Given data:
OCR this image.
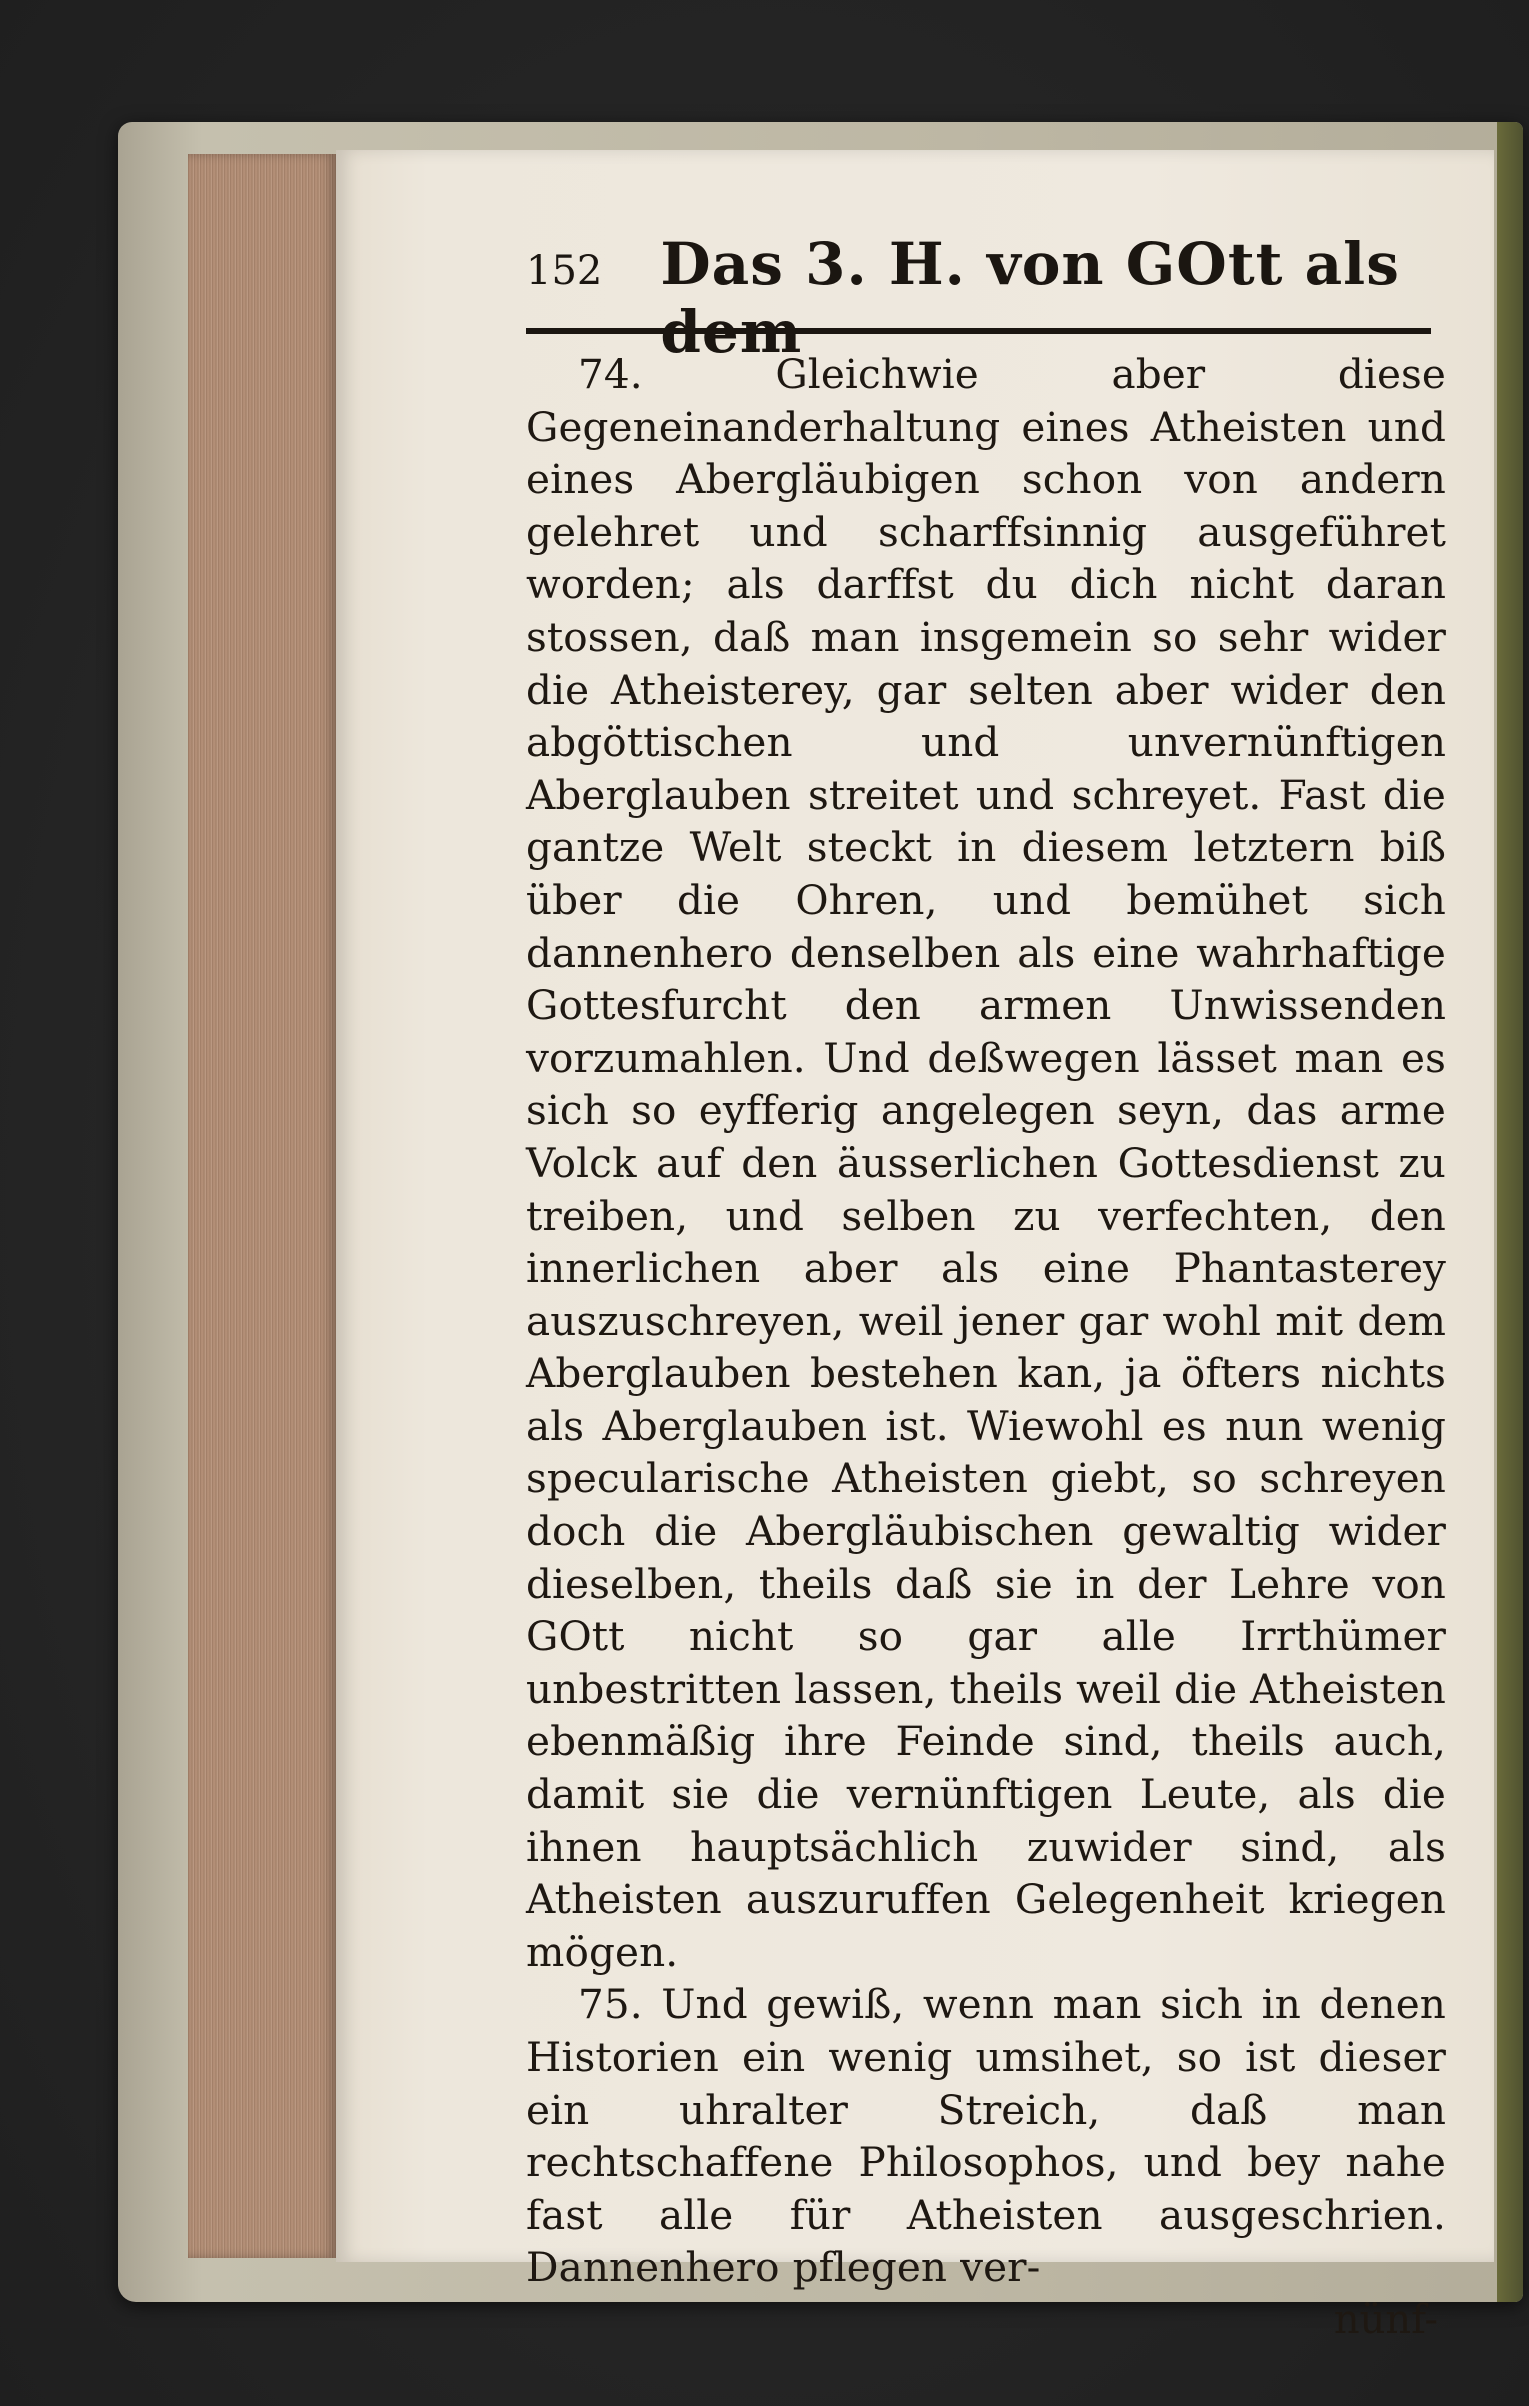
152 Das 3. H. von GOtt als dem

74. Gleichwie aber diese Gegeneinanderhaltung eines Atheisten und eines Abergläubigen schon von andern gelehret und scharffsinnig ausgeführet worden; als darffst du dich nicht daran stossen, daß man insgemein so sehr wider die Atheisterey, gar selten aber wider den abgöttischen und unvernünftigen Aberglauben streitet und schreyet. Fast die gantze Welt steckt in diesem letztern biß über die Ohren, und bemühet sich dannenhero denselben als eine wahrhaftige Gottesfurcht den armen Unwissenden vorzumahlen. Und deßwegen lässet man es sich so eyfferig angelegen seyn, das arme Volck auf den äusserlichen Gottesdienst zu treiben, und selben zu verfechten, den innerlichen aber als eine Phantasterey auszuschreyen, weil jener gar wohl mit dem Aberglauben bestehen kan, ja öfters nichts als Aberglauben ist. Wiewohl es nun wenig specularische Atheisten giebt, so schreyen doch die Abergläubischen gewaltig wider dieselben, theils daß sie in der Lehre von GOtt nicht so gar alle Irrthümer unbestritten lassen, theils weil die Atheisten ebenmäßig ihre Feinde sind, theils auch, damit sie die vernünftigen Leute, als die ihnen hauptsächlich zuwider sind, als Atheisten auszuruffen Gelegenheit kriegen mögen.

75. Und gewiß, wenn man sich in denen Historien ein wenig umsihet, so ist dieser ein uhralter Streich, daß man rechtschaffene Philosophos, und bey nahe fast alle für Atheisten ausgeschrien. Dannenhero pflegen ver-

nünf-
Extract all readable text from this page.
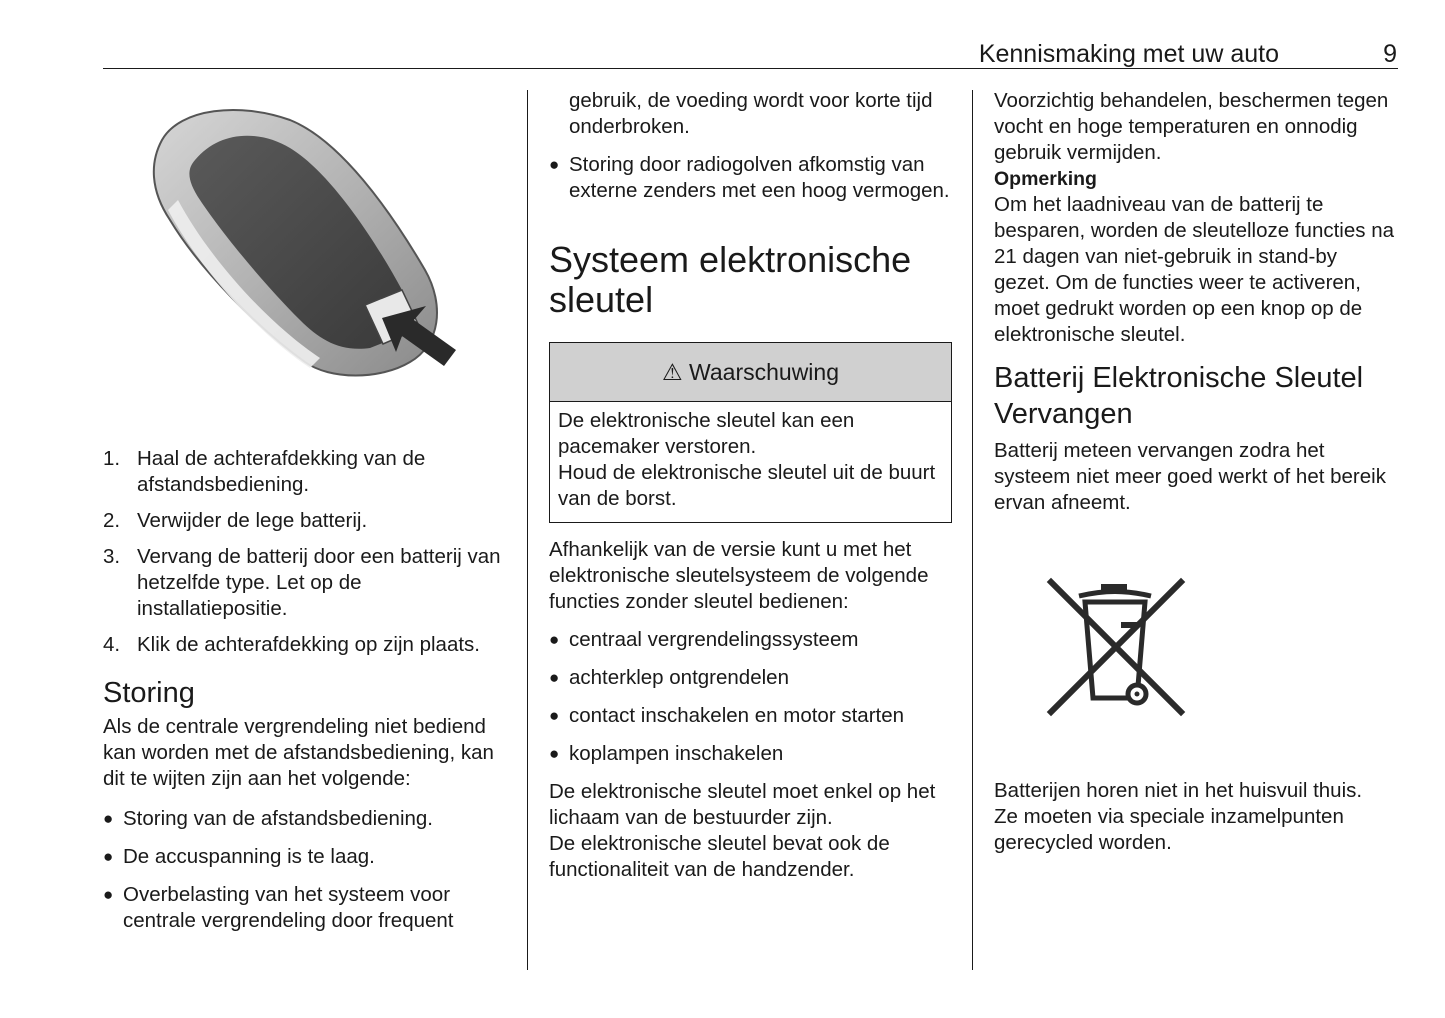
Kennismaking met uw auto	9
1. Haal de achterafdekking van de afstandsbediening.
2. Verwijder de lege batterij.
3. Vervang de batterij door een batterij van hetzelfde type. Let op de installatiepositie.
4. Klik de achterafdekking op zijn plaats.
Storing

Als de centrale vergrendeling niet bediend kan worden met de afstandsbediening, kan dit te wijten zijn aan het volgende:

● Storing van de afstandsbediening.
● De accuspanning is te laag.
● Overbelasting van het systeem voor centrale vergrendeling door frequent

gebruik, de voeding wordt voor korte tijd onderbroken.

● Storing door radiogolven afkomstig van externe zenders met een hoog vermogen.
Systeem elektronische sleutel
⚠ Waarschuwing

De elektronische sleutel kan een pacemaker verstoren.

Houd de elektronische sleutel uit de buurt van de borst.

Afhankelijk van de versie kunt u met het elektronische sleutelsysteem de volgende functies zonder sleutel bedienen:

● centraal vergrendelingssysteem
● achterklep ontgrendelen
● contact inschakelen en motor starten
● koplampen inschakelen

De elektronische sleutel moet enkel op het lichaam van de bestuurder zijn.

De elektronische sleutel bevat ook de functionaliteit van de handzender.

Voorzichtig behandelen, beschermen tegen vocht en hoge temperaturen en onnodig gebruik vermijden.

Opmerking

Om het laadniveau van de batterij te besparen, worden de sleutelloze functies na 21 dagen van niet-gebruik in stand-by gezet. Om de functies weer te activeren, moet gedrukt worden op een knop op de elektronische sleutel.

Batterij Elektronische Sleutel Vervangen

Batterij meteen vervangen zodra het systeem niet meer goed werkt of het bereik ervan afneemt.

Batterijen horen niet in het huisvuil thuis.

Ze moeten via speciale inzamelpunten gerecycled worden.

Exercise brief: Establish how many lines of the records contain the string "this" and state that number without elaboration.

Expected answer: 2